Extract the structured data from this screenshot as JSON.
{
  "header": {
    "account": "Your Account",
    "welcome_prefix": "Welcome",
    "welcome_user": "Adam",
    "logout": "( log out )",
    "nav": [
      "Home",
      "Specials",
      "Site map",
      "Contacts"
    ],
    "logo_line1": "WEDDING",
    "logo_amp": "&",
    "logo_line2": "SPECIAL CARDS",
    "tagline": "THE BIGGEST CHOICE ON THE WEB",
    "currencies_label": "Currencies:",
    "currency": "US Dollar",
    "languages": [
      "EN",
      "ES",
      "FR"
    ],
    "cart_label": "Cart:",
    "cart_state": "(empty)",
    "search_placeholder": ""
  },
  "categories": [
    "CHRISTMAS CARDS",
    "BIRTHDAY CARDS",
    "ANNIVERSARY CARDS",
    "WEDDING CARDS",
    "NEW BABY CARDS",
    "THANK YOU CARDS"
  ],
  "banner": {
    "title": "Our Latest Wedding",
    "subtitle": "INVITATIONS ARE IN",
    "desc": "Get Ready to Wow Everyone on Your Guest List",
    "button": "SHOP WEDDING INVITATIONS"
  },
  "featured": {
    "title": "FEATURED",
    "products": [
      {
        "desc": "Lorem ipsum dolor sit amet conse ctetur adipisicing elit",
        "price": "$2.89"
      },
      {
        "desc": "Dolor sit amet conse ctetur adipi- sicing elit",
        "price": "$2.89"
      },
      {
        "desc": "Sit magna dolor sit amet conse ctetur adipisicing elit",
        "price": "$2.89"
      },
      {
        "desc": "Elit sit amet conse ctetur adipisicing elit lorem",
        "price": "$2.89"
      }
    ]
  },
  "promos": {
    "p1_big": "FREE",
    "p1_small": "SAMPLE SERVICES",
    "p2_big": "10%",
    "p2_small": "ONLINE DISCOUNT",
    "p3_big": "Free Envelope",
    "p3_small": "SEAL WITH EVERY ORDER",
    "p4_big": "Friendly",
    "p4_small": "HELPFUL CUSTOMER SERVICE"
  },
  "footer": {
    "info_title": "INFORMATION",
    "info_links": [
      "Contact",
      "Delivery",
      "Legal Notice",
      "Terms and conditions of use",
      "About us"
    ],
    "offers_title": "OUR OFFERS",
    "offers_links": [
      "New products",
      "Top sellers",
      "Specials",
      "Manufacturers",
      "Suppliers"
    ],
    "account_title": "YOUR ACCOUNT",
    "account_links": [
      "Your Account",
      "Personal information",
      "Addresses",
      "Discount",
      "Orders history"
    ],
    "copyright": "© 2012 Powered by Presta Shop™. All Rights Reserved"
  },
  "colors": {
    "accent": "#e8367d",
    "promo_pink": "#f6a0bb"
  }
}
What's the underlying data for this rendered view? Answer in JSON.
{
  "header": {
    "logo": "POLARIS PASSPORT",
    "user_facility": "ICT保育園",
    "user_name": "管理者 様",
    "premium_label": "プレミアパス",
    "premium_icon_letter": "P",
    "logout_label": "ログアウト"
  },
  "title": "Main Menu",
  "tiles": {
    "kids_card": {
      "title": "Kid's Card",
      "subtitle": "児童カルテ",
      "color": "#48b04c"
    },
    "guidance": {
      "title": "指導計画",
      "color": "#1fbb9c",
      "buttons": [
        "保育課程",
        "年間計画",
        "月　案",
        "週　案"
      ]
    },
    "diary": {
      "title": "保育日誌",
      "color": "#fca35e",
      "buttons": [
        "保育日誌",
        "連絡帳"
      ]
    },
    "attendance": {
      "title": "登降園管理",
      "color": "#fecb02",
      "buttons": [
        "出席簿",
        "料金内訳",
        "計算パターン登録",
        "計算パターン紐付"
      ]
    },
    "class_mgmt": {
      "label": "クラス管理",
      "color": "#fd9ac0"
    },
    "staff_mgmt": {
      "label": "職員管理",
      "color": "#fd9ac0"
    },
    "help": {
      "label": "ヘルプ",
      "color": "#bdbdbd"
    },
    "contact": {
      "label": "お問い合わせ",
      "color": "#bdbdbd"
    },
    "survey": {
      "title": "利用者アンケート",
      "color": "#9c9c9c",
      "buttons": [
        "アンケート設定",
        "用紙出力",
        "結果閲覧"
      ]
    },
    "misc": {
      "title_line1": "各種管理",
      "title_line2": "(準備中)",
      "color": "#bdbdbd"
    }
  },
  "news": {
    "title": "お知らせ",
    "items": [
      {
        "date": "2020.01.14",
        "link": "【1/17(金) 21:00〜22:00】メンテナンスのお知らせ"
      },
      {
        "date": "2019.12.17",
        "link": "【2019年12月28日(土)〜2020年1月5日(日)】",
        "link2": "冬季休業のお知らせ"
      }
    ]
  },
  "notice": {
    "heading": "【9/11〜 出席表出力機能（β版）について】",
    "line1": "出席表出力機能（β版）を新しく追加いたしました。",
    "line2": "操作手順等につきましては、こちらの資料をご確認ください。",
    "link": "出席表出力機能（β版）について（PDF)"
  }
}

=====

Reproduce all data above, unchanged.

SOLVED EXERCISE:
Extract the structured data from this screenshot as JSON.
{
  "header": {
    "account": "Your Account",
    "welcome_prefix": "Welcome",
    "welcome_user": "Adam",
    "logout": "( log out )",
    "nav": [
      "Home",
      "Specials",
      "Site map",
      "Contacts"
    ],
    "logo_line1": "WEDDING",
    "logo_amp": "&",
    "logo_line2": "SPECIAL CARDS",
    "tagline": "THE BIGGEST CHOICE ON THE WEB",
    "currencies_label": "Currencies:",
    "currency": "US Dollar",
    "languages": [
      "EN",
      "ES",
      "FR"
    ],
    "cart_label": "Cart:",
    "cart_state": "(empty)",
    "search_placeholder": ""
  },
  "categories": [
    "CHRISTMAS CARDS",
    "BIRTHDAY CARDS",
    "ANNIVERSARY CARDS",
    "WEDDING CARDS",
    "NEW BABY CARDS",
    "THANK YOU CARDS"
  ],
  "banner": {
    "title": "Our Latest Wedding",
    "subtitle": "INVITATIONS ARE IN",
    "desc": "Get Ready to Wow Everyone on Your Guest List",
    "button": "SHOP WEDDING INVITATIONS"
  },
  "featured": {
    "title": "FEATURED",
    "products": [
      {
        "desc": "Lorem ipsum dolor sit amet conse ctetur adipisicing elit",
        "price": "$2.89"
      },
      {
        "desc": "Dolor sit amet conse ctetur adipi- sicing elit",
        "price": "$2.89"
      },
      {
        "desc": "Sit magna dolor sit amet conse ctetur adipisicing elit",
        "price": "$2.89"
      },
      {
        "desc": "Elit sit amet conse ctetur adipisicing elit lorem",
        "price": "$2.89"
      }
    ]
  },
  "promos": {
    "p1_big": "FREE",
    "p1_small": "SAMPLE SERVICES",
    "p2_big": "10%",
    "p2_small": "ONLINE DISCOUNT",
    "p3_big": "Free Envelope",
    "p3_small": "SEAL WITH EVERY ORDER",
    "p4_big": "Friendly",
    "p4_small": "HELPFUL CUSTOMER SERVICE"
  },
  "footer": {
    "info_title": "INFORMATION",
    "info_links": [
      "Contact",
      "Delivery",
      "Legal Notice",
      "Terms and conditions of use",
      "About us"
    ],
    "offers_title": "OUR OFFERS",
    "offers_links": [
      "New products",
      "Top sellers",
      "Specials",
      "Manufacturers",
      "Suppliers"
    ],
    "account_title": "YOUR ACCOUNT",
    "account_links": [
      "Your Account",
      "Personal information",
      "Addresses",
      "Discount",
      "Orders history"
    ],
    "copyright": "© 2012 Powered by Presta Shop™. All Rights Reserved"
  },
  "colors": {
    "accent": "#e8367d",
    "promo_pink": "#f6a0bb"
  }
}
What's the underlying data for this rendered view? Answer in JSON.
{
  "header": {
    "logo": "POLARIS PASSPORT",
    "user_facility": "ICT保育園",
    "user_name": "管理者 様",
    "premium_label": "プレミアパス",
    "premium_icon_letter": "P",
    "logout_label": "ログアウト"
  },
  "title": "Main Menu",
  "tiles": {
    "kids_card": {
      "title": "Kid's Card",
      "subtitle": "児童カルテ",
      "color": "#48b04c"
    },
    "guidance": {
      "title": "指導計画",
      "color": "#1fbb9c",
      "buttons": [
        "保育課程",
        "年間計画",
        "月　案",
        "週　案"
      ]
    },
    "diary": {
      "title": "保育日誌",
      "color": "#fca35e",
      "buttons": [
        "保育日誌",
        "連絡帳"
      ]
    },
    "attendance": {
      "title": "登降園管理",
      "color": "#fecb02",
      "buttons": [
        "出席簿",
        "料金内訳",
        "計算パターン登録",
        "計算パターン紐付"
      ]
    },
    "class_mgmt": {
      "label": "クラス管理",
      "color": "#fd9ac0"
    },
    "staff_mgmt": {
      "label": "職員管理",
      "color": "#fd9ac0"
    },
    "help": {
      "label": "ヘルプ",
      "color": "#bdbdbd"
    },
    "contact": {
      "label": "お問い合わせ",
      "color": "#bdbdbd"
    },
    "survey": {
      "title": "利用者アンケート",
      "color": "#9c9c9c",
      "buttons": [
        "アンケート設定",
        "用紙出力",
        "結果閲覧"
      ]
    },
    "misc": {
      "title_line1": "各種管理",
      "title_line2": "(準備中)",
      "color": "#bdbdbd"
    }
  },
  "news": {
    "title": "お知らせ",
    "items": [
      {
        "date": "2020.01.14",
        "link": "【1/17(金) 21:00〜22:00】メンテナンスのお知らせ"
      },
      {
        "date": "2019.12.17",
        "link": "【2019年12月28日(土)〜2020年1月5日(日)】",
        "link2": "冬季休業のお知らせ"
      }
    ]
  },
  "notice": {
    "heading": "【9/11〜 出席表出力機能（β版）について】",
    "line1": "出席表出力機能（β版）を新しく追加いたしました。",
    "line2": "操作手順等につきましては、こちらの資料をご確認ください。",
    "link": "出席表出力機能（β版）について（PDF)"
  }
}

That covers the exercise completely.